━━ Page text ━━

With each successive floor, the speed and intelligence of the pirates increases. For every sixteen barrels Momotaru destroys, he will be rewarded with an item that grants invincibility for a limited amount of time, allowing him to defeat enemies by simply touching them. Momotaru's enemies do not have attacks, but a single touch from an enemy will cause him to die and be revived, costing the player one extra life; the game ends when the player runs out of lives. When a player has scored more than 1 million points, the game will stop awarding the player with bonus lives. The game has no ending and loops indefinitely after level sixteen. The enemy patterns and color will reset to level one but the game will not reset the deck counter. The layout of the barrels on the stages will continue to change, however, and the enemy count per level will not reset to level one counts.

== Characters ==
- Momotaru: a sailor, Momotaru is on his own against the Higemaru pirates, only receiving help from various items laden throughout each floor.
- Higemaru: a bearded pirate wearing a bandana and striped shirt, and lacking arms and legs (propelled only by a pair of large feet). He comes in a wide assortment of colors. They tend to stay near areas where they spawn, then move cautiously about the level, stopping every so often. Later on, however, they will actively chase Momotaru and attempt to trap him.
- Bows: presumably, the captain of the Higemaru pirates he sports a beard, a hat with a skull and crossbones emblazoned on it, a hook, and a wooden leg. He wanders aimlessly around the deck.

== Legacy ==
- Pirate Ship Higemaru was the third game produced by Capcom, following Vulgus and Sonson. It is one of three Capcom games to use Z80-based technology, along with 1942 and Exed Exes.
- The Yashichi, a power-up item that frequently appears in Capcom games (especially those of the late 1980s and early 1990s), makes its second cameo appearance here. This is also the second game in which it appears as an item, following Sonson. Prior to this, it had appeared as an enemy in Vulgus.
- In Namco × Capcom, Sylphie, the item shop girl from Forgotten Worlds whose attacks are all taken from various Capcom games, has an attack in which she throws a barrel in the same style as Momotaru, a clear reference to Pirate Ship Higemaru.
- A sequel to Higemaru, subtitled Makaijima, was released for the Family Computer in Japan, with Compile developing a version for the MSX2. This game retains much of the look of the original, and many similar gameplay elements such as the ability to pick up and throw barrels at enemies, and the return of Momotaru and the pirates. The game features much more diverse gameplay such as the ability to traverse a map screen via ship, levels taking place on islands, and giant bosses, as well as a more developed plot. It also serves as a spin-off to the Ghosts 'n Goblins series; the Hebi Island, one of the stages in Makaijima, features enemy characters from the series while the title of the game complements that of the series' name in Japan (Makaimura). An English localization of this sequel was planned titled Makai Island, which was canceled, but a prototype was found.
- A Stage 3 enemy boss character featuring in Capcom's Strider is a pirate named Captain Higemaru Jr (Captain Beard Jr).
- On the Capcom Fighters Network website, there are profiles of Momotaru, Bows, and Beard from Higeru Makaijima, depicted as siblings. Additionally, Momotaru was originally planned to be playable in Street Fighter V but was scrapped for Birdie.
- The pirates make a cameo in the 2023 remake of Resident Evil 4 in the shooting range as shooting dummies.

━━━

Task to carry out:
Answer these about the Pirate Ship Higemaru text, one per line:
1. How many barrels must Momotaru destroy to get the invincibility item?
2. Which two Capcom games came before Pirate Ship Higemaru?
3. In which 2023 game do the pirates show up as shooting dummies?
You won't need the entries that come next.

━━ Given records ━━

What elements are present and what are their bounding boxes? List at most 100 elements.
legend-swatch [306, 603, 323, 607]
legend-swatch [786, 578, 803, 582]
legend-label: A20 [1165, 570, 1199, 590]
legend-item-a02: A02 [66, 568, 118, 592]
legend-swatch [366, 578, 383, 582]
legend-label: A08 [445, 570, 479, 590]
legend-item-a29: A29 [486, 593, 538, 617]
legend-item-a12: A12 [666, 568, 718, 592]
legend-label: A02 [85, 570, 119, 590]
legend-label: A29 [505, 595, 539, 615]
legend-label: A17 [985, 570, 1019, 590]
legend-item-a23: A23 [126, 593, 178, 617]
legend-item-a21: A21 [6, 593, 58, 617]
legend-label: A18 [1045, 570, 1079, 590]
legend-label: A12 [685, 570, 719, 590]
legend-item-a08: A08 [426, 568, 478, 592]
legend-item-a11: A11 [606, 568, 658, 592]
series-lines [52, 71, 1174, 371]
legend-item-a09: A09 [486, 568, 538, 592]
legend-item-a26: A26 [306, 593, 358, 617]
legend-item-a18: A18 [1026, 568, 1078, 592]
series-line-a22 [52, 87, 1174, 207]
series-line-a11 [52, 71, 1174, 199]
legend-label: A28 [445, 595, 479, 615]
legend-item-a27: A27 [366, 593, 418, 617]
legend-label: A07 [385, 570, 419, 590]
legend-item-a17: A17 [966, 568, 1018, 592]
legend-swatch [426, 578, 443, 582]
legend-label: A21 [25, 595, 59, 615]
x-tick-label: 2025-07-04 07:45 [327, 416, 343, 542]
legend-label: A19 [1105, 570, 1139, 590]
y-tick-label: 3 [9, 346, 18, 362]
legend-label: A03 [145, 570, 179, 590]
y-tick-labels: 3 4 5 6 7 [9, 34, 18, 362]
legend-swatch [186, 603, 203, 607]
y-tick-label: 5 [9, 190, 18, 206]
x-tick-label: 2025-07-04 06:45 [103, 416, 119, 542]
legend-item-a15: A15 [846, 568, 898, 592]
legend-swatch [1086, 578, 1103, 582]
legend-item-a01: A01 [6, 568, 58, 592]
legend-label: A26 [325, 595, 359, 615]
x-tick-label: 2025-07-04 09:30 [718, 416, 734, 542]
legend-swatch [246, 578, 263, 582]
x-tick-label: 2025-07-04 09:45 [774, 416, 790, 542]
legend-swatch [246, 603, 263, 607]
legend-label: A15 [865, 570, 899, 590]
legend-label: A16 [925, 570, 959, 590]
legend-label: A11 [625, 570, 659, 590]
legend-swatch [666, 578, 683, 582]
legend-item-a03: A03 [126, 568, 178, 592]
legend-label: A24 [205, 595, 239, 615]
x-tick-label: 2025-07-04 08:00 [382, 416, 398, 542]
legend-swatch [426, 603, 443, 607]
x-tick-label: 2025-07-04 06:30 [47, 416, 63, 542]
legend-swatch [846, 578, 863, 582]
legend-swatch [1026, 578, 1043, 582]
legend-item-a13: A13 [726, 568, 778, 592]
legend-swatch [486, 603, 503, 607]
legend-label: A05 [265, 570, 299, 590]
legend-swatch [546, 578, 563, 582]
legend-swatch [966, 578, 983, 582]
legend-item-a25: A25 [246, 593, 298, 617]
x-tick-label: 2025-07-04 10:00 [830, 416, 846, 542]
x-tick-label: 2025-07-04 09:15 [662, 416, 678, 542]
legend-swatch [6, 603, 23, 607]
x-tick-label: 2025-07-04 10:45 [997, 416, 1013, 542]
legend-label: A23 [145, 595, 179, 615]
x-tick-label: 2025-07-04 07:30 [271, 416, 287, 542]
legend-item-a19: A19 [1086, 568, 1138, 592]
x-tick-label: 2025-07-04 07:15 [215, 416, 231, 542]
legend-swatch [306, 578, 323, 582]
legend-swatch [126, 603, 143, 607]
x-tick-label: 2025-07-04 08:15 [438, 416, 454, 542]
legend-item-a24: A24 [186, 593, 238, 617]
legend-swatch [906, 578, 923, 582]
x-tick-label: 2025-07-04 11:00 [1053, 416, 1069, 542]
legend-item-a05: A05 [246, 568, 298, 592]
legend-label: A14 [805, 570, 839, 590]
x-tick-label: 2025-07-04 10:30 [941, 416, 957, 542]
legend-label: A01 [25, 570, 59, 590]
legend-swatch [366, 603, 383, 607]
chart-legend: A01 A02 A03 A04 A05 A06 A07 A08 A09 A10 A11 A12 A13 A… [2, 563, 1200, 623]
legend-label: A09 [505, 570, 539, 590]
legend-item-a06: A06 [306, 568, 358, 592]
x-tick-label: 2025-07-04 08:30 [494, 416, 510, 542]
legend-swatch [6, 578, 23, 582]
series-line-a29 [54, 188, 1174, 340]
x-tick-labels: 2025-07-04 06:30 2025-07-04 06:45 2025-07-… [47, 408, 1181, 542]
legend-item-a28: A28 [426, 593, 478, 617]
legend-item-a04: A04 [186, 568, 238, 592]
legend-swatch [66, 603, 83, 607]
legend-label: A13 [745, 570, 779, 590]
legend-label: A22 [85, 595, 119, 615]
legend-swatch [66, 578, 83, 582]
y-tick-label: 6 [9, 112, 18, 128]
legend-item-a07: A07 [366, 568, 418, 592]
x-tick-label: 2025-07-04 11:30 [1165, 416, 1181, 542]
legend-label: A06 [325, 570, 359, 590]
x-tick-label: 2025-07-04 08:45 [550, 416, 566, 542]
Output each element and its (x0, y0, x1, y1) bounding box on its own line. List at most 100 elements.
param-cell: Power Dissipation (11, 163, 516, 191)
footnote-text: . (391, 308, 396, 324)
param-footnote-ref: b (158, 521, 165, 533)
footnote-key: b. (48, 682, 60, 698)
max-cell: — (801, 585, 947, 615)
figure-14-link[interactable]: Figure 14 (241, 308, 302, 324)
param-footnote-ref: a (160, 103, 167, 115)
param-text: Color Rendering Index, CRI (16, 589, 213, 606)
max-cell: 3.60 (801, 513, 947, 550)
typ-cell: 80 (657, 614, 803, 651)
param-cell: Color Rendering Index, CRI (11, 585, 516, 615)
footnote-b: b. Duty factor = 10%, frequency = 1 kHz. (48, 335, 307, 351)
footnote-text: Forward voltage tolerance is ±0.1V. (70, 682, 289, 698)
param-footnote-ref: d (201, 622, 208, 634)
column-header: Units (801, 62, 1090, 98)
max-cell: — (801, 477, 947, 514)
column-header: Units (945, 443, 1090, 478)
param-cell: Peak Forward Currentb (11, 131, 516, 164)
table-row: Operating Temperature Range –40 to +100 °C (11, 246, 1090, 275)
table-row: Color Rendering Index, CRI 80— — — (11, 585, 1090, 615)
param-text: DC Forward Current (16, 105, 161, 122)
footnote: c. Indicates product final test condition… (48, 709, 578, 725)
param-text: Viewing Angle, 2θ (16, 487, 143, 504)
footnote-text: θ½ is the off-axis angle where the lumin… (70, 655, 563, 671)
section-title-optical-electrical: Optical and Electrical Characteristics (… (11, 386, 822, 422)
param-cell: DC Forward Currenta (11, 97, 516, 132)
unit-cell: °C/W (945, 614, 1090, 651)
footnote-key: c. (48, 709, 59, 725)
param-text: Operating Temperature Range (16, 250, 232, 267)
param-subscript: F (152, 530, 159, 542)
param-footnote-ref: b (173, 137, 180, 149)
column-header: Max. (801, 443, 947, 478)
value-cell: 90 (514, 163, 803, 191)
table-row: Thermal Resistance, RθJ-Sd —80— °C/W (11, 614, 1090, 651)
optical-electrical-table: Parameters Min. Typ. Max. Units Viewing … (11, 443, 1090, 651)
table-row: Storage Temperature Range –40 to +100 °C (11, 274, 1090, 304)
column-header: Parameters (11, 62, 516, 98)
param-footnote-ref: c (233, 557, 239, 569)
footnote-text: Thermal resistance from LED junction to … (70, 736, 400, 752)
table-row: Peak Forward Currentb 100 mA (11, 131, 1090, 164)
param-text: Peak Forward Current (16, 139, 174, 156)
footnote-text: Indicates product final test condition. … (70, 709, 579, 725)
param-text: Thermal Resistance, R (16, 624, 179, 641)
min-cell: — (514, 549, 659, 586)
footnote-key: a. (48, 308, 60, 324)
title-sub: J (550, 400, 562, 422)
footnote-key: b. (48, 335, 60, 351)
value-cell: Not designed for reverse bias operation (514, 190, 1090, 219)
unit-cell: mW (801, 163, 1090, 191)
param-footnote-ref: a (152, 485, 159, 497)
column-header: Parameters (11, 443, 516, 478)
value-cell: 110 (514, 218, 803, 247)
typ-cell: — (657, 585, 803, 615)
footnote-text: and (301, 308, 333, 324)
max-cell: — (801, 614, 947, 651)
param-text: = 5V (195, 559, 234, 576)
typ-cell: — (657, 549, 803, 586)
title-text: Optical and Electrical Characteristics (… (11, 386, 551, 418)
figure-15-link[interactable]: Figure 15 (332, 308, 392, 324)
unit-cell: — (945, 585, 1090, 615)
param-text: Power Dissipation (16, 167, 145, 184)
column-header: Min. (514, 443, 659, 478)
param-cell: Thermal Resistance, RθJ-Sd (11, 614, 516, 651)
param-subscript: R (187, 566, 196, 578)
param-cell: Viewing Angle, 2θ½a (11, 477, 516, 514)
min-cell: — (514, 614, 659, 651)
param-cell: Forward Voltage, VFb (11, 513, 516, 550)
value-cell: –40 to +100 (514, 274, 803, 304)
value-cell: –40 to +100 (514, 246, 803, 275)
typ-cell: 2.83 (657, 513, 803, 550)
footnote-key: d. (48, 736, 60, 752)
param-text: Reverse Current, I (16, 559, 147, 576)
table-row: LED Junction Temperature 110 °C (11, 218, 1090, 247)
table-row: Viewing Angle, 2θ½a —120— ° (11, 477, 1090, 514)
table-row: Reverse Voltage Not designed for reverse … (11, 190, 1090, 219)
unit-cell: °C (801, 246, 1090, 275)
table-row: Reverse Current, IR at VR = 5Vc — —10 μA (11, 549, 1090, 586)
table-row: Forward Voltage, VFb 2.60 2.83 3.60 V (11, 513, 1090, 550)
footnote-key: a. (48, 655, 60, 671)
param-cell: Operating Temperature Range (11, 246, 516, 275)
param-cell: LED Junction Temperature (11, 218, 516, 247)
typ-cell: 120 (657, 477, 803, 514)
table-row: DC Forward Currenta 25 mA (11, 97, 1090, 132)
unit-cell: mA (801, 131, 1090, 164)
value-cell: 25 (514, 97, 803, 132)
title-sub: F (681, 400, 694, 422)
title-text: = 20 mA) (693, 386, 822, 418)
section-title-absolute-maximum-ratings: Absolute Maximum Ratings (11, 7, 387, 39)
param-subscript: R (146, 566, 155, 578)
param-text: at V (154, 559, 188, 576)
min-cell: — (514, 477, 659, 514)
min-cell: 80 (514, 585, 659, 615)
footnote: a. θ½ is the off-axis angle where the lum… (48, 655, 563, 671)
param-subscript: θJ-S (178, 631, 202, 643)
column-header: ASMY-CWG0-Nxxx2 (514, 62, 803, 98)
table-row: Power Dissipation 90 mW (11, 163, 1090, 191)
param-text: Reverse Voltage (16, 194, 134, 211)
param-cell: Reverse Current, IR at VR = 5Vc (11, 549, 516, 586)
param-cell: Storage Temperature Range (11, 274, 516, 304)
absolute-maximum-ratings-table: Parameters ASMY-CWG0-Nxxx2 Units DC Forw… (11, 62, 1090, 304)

━━━

Written solution:
1. Sixteen
2. Vulgus and Sonson
3. The remake of Resident Evil 4